Listing:

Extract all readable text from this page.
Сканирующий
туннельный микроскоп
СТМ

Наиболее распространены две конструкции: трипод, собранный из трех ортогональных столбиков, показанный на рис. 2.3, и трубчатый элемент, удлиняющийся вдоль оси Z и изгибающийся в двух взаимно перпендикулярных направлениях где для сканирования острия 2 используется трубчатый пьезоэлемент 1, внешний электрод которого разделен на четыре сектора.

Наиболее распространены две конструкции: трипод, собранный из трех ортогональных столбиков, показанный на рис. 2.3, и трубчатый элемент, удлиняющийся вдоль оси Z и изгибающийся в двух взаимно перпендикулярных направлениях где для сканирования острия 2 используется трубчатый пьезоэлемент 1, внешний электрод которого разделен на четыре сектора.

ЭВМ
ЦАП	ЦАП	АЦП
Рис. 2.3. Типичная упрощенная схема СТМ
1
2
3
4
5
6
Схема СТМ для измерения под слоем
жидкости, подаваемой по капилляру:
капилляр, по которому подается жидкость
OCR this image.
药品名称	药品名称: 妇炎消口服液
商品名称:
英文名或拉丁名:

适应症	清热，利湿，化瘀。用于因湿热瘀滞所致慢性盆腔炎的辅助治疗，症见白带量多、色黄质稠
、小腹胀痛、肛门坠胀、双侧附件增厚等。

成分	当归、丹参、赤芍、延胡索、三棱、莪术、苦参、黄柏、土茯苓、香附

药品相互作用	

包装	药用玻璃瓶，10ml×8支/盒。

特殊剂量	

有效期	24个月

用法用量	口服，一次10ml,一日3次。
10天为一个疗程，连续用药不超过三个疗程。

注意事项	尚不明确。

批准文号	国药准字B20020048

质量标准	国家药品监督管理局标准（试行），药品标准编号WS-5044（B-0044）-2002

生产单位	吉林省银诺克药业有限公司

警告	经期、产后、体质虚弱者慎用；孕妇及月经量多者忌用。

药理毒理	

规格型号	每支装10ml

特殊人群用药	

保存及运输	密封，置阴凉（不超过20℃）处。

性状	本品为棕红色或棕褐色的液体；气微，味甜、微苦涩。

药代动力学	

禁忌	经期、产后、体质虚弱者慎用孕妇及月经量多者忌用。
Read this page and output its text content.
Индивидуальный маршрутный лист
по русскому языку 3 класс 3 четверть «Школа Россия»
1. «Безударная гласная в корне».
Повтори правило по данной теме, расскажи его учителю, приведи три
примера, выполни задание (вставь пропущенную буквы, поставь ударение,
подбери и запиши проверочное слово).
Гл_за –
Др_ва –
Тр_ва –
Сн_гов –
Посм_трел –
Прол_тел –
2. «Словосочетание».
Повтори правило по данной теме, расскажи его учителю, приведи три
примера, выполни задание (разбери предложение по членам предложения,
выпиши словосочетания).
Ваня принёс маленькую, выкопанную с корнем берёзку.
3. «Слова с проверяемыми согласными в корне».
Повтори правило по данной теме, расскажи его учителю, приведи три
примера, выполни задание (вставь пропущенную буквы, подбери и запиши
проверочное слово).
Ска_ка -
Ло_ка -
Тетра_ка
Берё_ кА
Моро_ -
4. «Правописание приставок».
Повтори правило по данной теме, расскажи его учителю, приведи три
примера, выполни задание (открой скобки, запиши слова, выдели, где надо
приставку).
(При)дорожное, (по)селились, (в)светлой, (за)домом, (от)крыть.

What you will do: Your task is to repeat the data exactly, with nothing left out.

Full response:
Extract all readable text from this page.
Сканирующий
туннельный микроскоп
СТМ

Наиболее распространены две конструкции: трипод, собранный из трех ортогональных столбиков, показанный на рис. 2.3, и трубчатый элемент, удлиняющийся вдоль оси Z и изгибающийся в двух взаимно перпендикулярных направлениях где для сканирования острия 2 используется трубчатый пьезоэлемент 1, внешний электрод которого разделен на четыре сектора.

Наиболее распространены две конструкции: трипод, собранный из трех ортогональных столбиков, показанный на рис. 2.3, и трубчатый элемент, удлиняющийся вдоль оси Z и изгибающийся в двух взаимно перпендикулярных направлениях где для сканирования острия 2 используется трубчатый пьезоэлемент 1, внешний электрод которого разделен на четыре сектора.

ЭВМ
ЦАП	ЦАП	АЦП
Рис. 2.3. Типичная упрощенная схема СТМ
1
2
3
4
5
6
Схема СТМ для измерения под слоем
жидкости, подаваемой по капилляру:
капилляр, по которому подается жидкость
OCR this image.
药品名称	药品名称: 妇炎消口服液
商品名称:
英文名或拉丁名:

适应症	清热，利湿，化瘀。用于因湿热瘀滞所致慢性盆腔炎的辅助治疗，症见白带量多、色黄质稠
、小腹胀痛、肛门坠胀、双侧附件增厚等。

成分	当归、丹参、赤芍、延胡索、三棱、莪术、苦参、黄柏、土茯苓、香附

药品相互作用	

包装	药用玻璃瓶，10ml×8支/盒。

特殊剂量	

有效期	24个月

用法用量	口服，一次10ml,一日3次。
10天为一个疗程，连续用药不超过三个疗程。

注意事项	尚不明确。

批准文号	国药准字B20020048

质量标准	国家药品监督管理局标准（试行），药品标准编号WS-5044（B-0044）-2002

生产单位	吉林省银诺克药业有限公司

警告	经期、产后、体质虚弱者慎用；孕妇及月经量多者忌用。

药理毒理	

规格型号	每支装10ml

特殊人群用药	

保存及运输	密封，置阴凉（不超过20℃）处。

性状	本品为棕红色或棕褐色的液体；气微，味甜、微苦涩。

药代动力学	

禁忌	经期、产后、体质虚弱者慎用孕妇及月经量多者忌用。
Read this page and output its text content.
Индивидуальный маршрутный лист
по русскому языку 3 класс 3 четверть «Школа Россия»
1. «Безударная гласная в корне».
Повтори правило по данной теме, расскажи его учителю, приведи три
примера, выполни задание (вставь пропущенную буквы, поставь ударение,
подбери и запиши проверочное слово).
Гл_за –
Др_ва –
Тр_ва –
Сн_гов –
Посм_трел –
Прол_тел –
2. «Словосочетание».
Повтори правило по данной теме, расскажи его учителю, приведи три
примера, выполни задание (разбери предложение по членам предложения,
выпиши словосочетания).
Ваня принёс маленькую, выкопанную с корнем берёзку.
3. «Слова с проверяемыми согласными в корне».
Повтори правило по данной теме, расскажи его учителю, приведи три
примера, выполни задание (вставь пропущенную буквы, подбери и запиши
проверочное слово).
Ска_ка -
Ло_ка -
Тетра_ка
Берё_ кА
Моро_ -
4. «Правописание приставок».
Повтори правило по данной теме, расскажи его учителю, приведи три
примера, выполни задание (открой скобки, запиши слова, выдели, где надо
приставку).
(При)дорожное, (по)селились, (в)светлой, (за)домом, (от)крыть.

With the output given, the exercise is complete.